## What is being asked
Consider the data that follows and state how many lines contain the string "המקצועות", using the number alone.

## Provided material
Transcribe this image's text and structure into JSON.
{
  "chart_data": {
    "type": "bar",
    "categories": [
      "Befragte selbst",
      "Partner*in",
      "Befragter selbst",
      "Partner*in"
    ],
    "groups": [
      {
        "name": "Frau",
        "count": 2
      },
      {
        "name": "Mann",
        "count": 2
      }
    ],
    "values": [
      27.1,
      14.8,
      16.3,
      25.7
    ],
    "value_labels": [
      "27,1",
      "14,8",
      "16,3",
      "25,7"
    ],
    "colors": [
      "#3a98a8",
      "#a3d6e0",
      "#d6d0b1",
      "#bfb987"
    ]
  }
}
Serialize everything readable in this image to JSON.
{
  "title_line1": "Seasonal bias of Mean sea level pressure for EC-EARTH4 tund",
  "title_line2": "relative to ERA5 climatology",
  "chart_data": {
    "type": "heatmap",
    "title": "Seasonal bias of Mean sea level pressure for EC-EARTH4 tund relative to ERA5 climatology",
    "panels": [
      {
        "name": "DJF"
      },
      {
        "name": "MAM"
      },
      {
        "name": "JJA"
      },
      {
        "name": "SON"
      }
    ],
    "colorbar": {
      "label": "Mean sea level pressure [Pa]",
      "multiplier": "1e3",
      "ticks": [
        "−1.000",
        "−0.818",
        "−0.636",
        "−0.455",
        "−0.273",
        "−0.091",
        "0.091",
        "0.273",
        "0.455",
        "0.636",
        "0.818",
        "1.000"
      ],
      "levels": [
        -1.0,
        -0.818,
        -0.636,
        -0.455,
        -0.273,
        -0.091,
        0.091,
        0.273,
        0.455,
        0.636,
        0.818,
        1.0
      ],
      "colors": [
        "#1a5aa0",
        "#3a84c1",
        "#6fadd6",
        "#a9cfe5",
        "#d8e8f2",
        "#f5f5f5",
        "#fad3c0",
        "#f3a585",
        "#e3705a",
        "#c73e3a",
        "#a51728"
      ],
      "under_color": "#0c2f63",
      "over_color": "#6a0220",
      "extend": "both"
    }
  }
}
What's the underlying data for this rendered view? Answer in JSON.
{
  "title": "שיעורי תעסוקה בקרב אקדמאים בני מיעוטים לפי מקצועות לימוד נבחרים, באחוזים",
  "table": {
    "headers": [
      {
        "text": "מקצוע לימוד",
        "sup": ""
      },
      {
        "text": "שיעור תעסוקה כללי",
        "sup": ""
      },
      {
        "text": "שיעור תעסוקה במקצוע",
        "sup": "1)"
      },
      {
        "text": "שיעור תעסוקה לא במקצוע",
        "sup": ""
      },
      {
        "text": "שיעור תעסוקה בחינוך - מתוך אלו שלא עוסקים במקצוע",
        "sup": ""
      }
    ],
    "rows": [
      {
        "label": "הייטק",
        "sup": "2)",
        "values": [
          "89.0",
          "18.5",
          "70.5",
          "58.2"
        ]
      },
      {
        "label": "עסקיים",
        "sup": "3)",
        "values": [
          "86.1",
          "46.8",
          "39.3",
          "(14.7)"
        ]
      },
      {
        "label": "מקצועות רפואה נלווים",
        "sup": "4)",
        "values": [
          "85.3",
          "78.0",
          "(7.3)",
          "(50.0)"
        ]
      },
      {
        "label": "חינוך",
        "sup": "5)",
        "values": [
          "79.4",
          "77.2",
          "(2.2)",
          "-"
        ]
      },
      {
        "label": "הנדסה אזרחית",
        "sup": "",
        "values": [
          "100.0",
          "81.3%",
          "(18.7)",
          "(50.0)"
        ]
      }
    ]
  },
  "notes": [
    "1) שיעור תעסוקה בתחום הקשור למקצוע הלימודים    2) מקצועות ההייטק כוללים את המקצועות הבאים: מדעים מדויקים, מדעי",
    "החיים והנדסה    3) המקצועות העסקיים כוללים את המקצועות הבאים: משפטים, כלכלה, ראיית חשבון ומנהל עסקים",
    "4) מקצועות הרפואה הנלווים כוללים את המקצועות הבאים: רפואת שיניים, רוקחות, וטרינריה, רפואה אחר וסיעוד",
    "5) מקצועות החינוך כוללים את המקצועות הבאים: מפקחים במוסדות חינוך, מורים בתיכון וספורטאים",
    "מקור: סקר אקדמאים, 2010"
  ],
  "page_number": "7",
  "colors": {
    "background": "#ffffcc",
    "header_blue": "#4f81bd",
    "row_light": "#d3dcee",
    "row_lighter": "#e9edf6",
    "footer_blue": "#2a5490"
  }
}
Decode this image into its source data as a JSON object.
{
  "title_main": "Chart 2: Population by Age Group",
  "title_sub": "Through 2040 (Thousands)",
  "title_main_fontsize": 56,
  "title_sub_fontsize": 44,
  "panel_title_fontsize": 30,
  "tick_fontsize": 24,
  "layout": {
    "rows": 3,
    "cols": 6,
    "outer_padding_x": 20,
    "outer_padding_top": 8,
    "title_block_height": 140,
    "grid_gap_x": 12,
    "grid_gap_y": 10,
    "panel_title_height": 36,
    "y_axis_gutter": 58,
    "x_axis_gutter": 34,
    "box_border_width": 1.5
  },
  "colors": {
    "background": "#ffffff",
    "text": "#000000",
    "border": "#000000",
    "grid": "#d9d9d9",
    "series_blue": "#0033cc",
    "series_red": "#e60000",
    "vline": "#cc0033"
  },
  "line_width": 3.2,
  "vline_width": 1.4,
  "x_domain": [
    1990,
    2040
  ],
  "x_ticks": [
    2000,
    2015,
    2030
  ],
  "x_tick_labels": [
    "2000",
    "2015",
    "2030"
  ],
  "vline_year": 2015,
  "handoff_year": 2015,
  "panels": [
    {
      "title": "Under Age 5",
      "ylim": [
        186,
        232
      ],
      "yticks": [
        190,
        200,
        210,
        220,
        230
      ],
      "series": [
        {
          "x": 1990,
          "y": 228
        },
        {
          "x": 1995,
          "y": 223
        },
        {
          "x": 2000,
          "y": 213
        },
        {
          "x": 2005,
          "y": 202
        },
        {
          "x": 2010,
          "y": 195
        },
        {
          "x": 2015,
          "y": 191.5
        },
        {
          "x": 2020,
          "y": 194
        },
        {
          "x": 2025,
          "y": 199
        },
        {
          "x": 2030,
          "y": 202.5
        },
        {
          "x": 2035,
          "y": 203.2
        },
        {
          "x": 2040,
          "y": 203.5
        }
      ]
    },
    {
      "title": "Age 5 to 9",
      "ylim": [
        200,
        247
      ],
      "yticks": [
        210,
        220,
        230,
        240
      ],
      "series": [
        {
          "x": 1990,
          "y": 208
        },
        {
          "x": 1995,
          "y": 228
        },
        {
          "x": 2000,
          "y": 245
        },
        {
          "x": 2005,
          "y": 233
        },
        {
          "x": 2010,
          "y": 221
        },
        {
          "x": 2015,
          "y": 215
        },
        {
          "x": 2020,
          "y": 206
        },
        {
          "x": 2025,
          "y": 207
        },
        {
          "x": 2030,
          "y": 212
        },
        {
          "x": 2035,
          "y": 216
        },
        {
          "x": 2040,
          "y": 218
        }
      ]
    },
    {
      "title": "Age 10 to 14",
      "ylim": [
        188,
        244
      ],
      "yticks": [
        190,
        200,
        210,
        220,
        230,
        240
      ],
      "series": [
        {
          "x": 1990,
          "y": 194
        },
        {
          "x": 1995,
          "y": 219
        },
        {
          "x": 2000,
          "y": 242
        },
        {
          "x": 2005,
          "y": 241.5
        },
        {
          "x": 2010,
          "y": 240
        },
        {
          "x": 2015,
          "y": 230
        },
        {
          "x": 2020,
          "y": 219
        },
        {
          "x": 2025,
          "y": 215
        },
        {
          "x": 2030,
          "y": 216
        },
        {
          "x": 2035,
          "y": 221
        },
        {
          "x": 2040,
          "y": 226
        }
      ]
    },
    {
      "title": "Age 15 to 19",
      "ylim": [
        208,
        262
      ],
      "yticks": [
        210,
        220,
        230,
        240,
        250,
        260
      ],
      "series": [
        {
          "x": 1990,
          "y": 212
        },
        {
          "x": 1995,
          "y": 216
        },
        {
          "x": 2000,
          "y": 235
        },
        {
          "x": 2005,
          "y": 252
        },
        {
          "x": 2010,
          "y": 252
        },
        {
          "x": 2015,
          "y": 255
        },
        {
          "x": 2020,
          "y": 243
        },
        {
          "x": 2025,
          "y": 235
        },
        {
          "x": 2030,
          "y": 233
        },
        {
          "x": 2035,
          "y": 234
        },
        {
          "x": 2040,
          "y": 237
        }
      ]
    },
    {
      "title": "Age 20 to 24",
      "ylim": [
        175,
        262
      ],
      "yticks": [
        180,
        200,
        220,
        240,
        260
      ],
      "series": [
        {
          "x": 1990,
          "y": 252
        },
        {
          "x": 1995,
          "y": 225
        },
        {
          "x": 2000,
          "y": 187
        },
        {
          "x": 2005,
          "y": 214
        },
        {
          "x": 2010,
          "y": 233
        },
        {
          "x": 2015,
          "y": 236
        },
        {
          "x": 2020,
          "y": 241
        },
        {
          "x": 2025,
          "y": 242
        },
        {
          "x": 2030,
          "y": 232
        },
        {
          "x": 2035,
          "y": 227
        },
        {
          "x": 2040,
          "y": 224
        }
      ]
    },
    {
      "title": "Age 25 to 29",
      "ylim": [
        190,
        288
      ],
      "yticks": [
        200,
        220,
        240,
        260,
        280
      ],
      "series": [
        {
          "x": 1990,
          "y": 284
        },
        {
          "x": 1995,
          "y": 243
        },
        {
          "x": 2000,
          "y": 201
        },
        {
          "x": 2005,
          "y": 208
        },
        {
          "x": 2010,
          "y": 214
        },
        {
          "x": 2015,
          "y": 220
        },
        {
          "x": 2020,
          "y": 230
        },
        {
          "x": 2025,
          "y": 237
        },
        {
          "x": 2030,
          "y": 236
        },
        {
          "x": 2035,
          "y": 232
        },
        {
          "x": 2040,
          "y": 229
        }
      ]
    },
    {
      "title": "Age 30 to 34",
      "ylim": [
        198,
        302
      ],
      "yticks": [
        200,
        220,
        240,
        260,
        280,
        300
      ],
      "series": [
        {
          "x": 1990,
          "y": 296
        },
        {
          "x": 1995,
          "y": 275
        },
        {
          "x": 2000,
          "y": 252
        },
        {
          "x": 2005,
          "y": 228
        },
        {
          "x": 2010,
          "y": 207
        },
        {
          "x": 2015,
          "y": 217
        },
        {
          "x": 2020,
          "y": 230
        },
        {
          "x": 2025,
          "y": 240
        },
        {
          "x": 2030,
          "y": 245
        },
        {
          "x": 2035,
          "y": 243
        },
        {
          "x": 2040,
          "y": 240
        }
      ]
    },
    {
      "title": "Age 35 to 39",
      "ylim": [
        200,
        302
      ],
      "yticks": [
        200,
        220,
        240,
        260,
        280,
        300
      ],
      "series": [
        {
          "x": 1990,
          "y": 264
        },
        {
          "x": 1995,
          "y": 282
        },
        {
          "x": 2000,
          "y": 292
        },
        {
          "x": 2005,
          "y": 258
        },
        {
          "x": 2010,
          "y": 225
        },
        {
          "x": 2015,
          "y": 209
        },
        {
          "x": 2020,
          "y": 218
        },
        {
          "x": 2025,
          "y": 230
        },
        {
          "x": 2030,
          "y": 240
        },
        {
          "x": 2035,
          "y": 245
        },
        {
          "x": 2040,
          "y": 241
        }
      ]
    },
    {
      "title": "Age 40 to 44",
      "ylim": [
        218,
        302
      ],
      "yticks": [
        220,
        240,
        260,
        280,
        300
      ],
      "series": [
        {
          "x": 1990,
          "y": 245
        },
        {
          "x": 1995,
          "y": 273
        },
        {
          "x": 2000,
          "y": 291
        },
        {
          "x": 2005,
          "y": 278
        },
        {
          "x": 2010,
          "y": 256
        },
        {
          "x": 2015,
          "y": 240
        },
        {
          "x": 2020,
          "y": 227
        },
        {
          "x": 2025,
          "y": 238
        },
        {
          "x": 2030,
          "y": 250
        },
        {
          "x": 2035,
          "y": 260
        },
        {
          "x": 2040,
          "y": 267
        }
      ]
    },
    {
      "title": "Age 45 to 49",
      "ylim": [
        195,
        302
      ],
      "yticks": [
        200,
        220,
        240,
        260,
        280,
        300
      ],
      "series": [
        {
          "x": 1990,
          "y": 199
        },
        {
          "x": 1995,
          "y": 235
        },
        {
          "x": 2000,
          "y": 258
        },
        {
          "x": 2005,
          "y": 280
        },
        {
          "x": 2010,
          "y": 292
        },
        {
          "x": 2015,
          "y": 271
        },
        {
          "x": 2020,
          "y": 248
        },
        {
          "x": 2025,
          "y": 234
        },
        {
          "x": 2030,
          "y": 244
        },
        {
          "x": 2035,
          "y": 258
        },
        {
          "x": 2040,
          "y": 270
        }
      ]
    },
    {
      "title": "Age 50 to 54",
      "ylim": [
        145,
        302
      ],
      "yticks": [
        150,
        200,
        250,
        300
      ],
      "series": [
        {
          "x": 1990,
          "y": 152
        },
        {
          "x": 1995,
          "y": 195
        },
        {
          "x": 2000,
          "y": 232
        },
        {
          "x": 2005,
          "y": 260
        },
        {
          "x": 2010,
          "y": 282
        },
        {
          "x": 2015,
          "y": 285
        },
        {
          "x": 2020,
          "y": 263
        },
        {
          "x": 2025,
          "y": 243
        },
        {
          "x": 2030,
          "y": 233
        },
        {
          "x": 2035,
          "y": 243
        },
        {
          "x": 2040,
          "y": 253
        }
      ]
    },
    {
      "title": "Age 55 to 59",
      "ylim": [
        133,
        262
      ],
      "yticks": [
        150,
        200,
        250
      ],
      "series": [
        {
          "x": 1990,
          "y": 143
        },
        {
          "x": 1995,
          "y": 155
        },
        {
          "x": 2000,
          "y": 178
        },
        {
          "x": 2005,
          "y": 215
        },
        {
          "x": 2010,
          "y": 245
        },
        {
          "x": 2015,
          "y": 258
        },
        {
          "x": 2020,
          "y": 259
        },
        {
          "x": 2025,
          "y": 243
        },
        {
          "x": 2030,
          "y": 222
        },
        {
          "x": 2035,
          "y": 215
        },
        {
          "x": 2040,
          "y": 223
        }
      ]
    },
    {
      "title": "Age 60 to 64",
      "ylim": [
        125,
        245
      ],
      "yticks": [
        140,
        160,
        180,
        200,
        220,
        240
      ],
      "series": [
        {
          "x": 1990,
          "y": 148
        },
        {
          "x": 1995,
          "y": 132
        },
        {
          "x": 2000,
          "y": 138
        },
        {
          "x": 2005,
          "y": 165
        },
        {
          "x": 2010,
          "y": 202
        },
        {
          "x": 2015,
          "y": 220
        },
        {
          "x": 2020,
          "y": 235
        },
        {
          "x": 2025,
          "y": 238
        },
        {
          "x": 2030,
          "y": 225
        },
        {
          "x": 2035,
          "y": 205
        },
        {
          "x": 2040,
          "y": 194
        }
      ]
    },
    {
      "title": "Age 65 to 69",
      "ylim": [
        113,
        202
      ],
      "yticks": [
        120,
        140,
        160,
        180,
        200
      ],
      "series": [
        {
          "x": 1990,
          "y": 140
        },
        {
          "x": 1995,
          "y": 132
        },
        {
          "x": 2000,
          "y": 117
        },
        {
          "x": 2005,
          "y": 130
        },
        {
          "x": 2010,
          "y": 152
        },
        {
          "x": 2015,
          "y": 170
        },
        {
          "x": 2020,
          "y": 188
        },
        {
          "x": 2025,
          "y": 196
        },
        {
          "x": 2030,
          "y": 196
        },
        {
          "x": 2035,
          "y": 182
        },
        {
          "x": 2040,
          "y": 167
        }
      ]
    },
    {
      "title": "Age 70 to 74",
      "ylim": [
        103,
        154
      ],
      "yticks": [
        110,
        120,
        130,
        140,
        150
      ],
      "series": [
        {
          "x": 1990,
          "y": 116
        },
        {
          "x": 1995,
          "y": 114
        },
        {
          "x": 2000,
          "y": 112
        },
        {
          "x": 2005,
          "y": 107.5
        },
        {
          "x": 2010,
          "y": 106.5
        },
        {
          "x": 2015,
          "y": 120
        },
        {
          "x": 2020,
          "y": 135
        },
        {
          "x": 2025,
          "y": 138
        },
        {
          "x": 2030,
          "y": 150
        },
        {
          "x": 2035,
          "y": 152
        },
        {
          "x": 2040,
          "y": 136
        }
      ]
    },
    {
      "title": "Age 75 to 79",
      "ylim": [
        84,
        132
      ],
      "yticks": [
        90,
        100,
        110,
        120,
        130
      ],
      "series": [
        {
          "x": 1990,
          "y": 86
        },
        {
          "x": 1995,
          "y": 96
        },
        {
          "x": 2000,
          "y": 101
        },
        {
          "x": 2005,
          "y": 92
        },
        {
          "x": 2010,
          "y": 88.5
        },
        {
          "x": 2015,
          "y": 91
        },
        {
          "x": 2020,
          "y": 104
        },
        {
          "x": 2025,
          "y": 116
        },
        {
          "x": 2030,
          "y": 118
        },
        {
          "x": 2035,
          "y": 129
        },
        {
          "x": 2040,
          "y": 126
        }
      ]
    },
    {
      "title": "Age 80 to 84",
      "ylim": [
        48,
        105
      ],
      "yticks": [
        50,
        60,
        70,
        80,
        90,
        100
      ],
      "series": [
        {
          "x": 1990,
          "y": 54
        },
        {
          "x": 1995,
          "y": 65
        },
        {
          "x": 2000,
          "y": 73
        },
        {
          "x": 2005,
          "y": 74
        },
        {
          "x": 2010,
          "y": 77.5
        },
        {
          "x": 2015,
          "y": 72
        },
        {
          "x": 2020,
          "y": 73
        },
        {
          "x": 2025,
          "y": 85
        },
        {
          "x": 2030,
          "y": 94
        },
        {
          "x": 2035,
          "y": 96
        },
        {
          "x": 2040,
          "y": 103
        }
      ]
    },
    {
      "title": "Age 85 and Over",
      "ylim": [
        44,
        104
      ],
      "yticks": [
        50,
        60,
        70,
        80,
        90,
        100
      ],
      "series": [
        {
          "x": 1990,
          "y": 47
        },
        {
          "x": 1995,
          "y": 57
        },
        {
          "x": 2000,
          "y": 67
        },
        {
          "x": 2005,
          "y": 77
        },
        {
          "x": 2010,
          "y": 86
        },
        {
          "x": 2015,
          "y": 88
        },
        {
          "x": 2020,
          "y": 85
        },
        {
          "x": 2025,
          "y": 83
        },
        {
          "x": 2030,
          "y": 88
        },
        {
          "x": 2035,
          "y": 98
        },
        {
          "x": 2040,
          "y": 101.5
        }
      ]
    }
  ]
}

## Output of the exercise
4